— Start —

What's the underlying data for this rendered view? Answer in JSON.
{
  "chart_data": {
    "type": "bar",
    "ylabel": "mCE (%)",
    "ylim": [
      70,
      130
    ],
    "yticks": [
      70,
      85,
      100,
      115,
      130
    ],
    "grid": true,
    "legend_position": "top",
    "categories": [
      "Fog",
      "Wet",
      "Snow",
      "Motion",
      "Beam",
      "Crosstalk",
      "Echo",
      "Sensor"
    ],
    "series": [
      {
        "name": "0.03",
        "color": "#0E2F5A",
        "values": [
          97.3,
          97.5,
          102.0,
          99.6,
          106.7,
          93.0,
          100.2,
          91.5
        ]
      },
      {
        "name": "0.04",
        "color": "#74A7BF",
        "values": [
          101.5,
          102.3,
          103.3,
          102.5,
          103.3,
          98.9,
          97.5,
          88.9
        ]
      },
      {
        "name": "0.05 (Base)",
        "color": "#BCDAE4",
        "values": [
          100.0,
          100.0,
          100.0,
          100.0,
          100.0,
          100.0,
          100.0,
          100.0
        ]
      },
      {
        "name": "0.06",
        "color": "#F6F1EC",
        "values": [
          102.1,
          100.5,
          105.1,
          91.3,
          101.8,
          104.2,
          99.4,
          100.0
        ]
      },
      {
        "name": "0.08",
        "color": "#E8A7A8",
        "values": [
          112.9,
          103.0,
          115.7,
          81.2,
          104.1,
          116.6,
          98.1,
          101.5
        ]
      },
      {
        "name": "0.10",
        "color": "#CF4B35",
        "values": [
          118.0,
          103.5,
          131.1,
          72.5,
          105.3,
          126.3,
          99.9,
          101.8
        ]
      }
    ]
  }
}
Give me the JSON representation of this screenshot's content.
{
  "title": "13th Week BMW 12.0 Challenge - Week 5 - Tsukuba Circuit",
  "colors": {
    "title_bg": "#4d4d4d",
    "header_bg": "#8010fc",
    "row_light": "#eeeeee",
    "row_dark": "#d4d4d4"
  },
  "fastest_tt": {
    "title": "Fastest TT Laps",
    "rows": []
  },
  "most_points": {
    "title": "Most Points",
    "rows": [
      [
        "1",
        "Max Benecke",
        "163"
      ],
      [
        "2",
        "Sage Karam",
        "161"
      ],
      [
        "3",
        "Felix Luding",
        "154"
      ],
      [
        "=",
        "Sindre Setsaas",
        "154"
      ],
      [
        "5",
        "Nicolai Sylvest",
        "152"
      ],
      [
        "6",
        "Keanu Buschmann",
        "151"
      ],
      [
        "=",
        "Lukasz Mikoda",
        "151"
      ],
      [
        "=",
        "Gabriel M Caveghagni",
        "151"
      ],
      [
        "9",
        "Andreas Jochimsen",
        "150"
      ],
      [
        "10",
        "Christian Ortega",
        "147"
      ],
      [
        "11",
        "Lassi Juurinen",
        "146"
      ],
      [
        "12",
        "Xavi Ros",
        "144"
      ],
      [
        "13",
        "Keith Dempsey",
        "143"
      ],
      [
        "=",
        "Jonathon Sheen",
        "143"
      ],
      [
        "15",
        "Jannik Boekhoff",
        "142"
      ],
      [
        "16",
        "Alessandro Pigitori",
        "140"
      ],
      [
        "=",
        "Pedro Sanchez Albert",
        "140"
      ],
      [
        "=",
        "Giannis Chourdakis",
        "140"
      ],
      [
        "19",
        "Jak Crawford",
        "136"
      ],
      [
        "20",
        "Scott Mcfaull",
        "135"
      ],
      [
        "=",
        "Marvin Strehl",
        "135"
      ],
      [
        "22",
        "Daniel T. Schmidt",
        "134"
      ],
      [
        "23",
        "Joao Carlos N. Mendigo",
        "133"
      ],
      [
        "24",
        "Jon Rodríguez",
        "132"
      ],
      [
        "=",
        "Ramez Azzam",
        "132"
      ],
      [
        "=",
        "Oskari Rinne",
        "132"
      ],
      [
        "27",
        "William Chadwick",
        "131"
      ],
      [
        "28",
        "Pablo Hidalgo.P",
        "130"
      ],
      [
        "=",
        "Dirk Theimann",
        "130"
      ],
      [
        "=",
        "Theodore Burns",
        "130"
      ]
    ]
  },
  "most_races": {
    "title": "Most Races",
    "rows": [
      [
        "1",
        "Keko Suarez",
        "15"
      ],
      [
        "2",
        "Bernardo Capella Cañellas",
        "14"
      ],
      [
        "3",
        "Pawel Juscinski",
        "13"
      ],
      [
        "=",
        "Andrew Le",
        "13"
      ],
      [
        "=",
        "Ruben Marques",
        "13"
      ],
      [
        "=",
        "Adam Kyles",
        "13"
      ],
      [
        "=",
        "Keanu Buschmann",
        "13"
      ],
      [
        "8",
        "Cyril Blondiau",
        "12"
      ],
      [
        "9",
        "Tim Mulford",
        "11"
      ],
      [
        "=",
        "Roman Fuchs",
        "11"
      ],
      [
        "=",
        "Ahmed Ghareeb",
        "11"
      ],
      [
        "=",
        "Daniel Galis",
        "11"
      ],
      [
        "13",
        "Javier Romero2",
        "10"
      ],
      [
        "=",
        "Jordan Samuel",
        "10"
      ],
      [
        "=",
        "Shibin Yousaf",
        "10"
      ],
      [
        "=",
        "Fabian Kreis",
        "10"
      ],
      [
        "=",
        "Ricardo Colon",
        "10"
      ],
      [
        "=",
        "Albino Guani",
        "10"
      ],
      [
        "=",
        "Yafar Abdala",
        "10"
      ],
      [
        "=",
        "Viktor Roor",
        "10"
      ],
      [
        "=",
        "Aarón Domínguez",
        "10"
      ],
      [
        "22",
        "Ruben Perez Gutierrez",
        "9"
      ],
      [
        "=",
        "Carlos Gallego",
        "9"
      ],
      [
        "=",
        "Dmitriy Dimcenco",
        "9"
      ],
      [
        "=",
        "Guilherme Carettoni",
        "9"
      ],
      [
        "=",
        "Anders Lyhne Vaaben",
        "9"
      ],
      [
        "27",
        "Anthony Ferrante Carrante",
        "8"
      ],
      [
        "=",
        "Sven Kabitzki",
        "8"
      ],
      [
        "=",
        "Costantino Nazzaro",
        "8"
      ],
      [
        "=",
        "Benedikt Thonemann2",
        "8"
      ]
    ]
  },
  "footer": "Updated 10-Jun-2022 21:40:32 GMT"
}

— End —

§ **WHAT IS ASKED**: What is needed here is an exact reproduction of all the entries.

§ **OUTPUT**:
What's the underlying data for this rendered view? Answer in JSON.
{
  "chart_data": {
    "type": "bar",
    "ylabel": "mCE (%)",
    "ylim": [
      70,
      130
    ],
    "yticks": [
      70,
      85,
      100,
      115,
      130
    ],
    "grid": true,
    "legend_position": "top",
    "categories": [
      "Fog",
      "Wet",
      "Snow",
      "Motion",
      "Beam",
      "Crosstalk",
      "Echo",
      "Sensor"
    ],
    "series": [
      {
        "name": "0.03",
        "color": "#0E2F5A",
        "values": [
          97.3,
          97.5,
          102.0,
          99.6,
          106.7,
          93.0,
          100.2,
          91.5
        ]
      },
      {
        "name": "0.04",
        "color": "#74A7BF",
        "values": [
          101.5,
          102.3,
          103.3,
          102.5,
          103.3,
          98.9,
          97.5,
          88.9
        ]
      },
      {
        "name": "0.05 (Base)",
        "color": "#BCDAE4",
        "values": [
          100.0,
          100.0,
          100.0,
          100.0,
          100.0,
          100.0,
          100.0,
          100.0
        ]
      },
      {
        "name": "0.06",
        "color": "#F6F1EC",
        "values": [
          102.1,
          100.5,
          105.1,
          91.3,
          101.8,
          104.2,
          99.4,
          100.0
        ]
      },
      {
        "name": "0.08",
        "color": "#E8A7A8",
        "values": [
          112.9,
          103.0,
          115.7,
          81.2,
          104.1,
          116.6,
          98.1,
          101.5
        ]
      },
      {
        "name": "0.10",
        "color": "#CF4B35",
        "values": [
          118.0,
          103.5,
          131.1,
          72.5,
          105.3,
          126.3,
          99.9,
          101.8
        ]
      }
    ]
  }
}
Give me the JSON representation of this screenshot's content.
{
  "title": "13th Week BMW 12.0 Challenge - Week 5 - Tsukuba Circuit",
  "colors": {
    "title_bg": "#4d4d4d",
    "header_bg": "#8010fc",
    "row_light": "#eeeeee",
    "row_dark": "#d4d4d4"
  },
  "fastest_tt": {
    "title": "Fastest TT Laps",
    "rows": []
  },
  "most_points": {
    "title": "Most Points",
    "rows": [
      [
        "1",
        "Max Benecke",
        "163"
      ],
      [
        "2",
        "Sage Karam",
        "161"
      ],
      [
        "3",
        "Felix Luding",
        "154"
      ],
      [
        "=",
        "Sindre Setsaas",
        "154"
      ],
      [
        "5",
        "Nicolai Sylvest",
        "152"
      ],
      [
        "6",
        "Keanu Buschmann",
        "151"
      ],
      [
        "=",
        "Lukasz Mikoda",
        "151"
      ],
      [
        "=",
        "Gabriel M Caveghagni",
        "151"
      ],
      [
        "9",
        "Andreas Jochimsen",
        "150"
      ],
      [
        "10",
        "Christian Ortega",
        "147"
      ],
      [
        "11",
        "Lassi Juurinen",
        "146"
      ],
      [
        "12",
        "Xavi Ros",
        "144"
      ],
      [
        "13",
        "Keith Dempsey",
        "143"
      ],
      [
        "=",
        "Jonathon Sheen",
        "143"
      ],
      [
        "15",
        "Jannik Boekhoff",
        "142"
      ],
      [
        "16",
        "Alessandro Pigitori",
        "140"
      ],
      [
        "=",
        "Pedro Sanchez Albert",
        "140"
      ],
      [
        "=",
        "Giannis Chourdakis",
        "140"
      ],
      [
        "19",
        "Jak Crawford",
        "136"
      ],
      [
        "20",
        "Scott Mcfaull",
        "135"
      ],
      [
        "=",
        "Marvin Strehl",
        "135"
      ],
      [
        "22",
        "Daniel T. Schmidt",
        "134"
      ],
      [
        "23",
        "Joao Carlos N. Mendigo",
        "133"
      ],
      [
        "24",
        "Jon Rodríguez",
        "132"
      ],
      [
        "=",
        "Ramez Azzam",
        "132"
      ],
      [
        "=",
        "Oskari Rinne",
        "132"
      ],
      [
        "27",
        "William Chadwick",
        "131"
      ],
      [
        "28",
        "Pablo Hidalgo.P",
        "130"
      ],
      [
        "=",
        "Dirk Theimann",
        "130"
      ],
      [
        "=",
        "Theodore Burns",
        "130"
      ]
    ]
  },
  "most_races": {
    "title": "Most Races",
    "rows": [
      [
        "1",
        "Keko Suarez",
        "15"
      ],
      [
        "2",
        "Bernardo Capella Cañellas",
        "14"
      ],
      [
        "3",
        "Pawel Juscinski",
        "13"
      ],
      [
        "=",
        "Andrew Le",
        "13"
      ],
      [
        "=",
        "Ruben Marques",
        "13"
      ],
      [
        "=",
        "Adam Kyles",
        "13"
      ],
      [
        "=",
        "Keanu Buschmann",
        "13"
      ],
      [
        "8",
        "Cyril Blondiau",
        "12"
      ],
      [
        "9",
        "Tim Mulford",
        "11"
      ],
      [
        "=",
        "Roman Fuchs",
        "11"
      ],
      [
        "=",
        "Ahmed Ghareeb",
        "11"
      ],
      [
        "=",
        "Daniel Galis",
        "11"
      ],
      [
        "13",
        "Javier Romero2",
        "10"
      ],
      [
        "=",
        "Jordan Samuel",
        "10"
      ],
      [
        "=",
        "Shibin Yousaf",
        "10"
      ],
      [
        "=",
        "Fabian Kreis",
        "10"
      ],
      [
        "=",
        "Ricardo Colon",
        "10"
      ],
      [
        "=",
        "Albino Guani",
        "10"
      ],
      [
        "=",
        "Yafar Abdala",
        "10"
      ],
      [
        "=",
        "Viktor Roor",
        "10"
      ],
      [
        "=",
        "Aarón Domínguez",
        "10"
      ],
      [
        "22",
        "Ruben Perez Gutierrez",
        "9"
      ],
      [
        "=",
        "Carlos Gallego",
        "9"
      ],
      [
        "=",
        "Dmitriy Dimcenco",
        "9"
      ],
      [
        "=",
        "Guilherme Carettoni",
        "9"
      ],
      [
        "=",
        "Anders Lyhne Vaaben",
        "9"
      ],
      [
        "27",
        "Anthony Ferrante Carrante",
        "8"
      ],
      [
        "=",
        "Sven Kabitzki",
        "8"
      ],
      [
        "=",
        "Costantino Nazzaro",
        "8"
      ],
      [
        "=",
        "Benedikt Thonemann2",
        "8"
      ]
    ]
  },
  "footer": "Updated 10-Jun-2022 21:40:32 GMT"
}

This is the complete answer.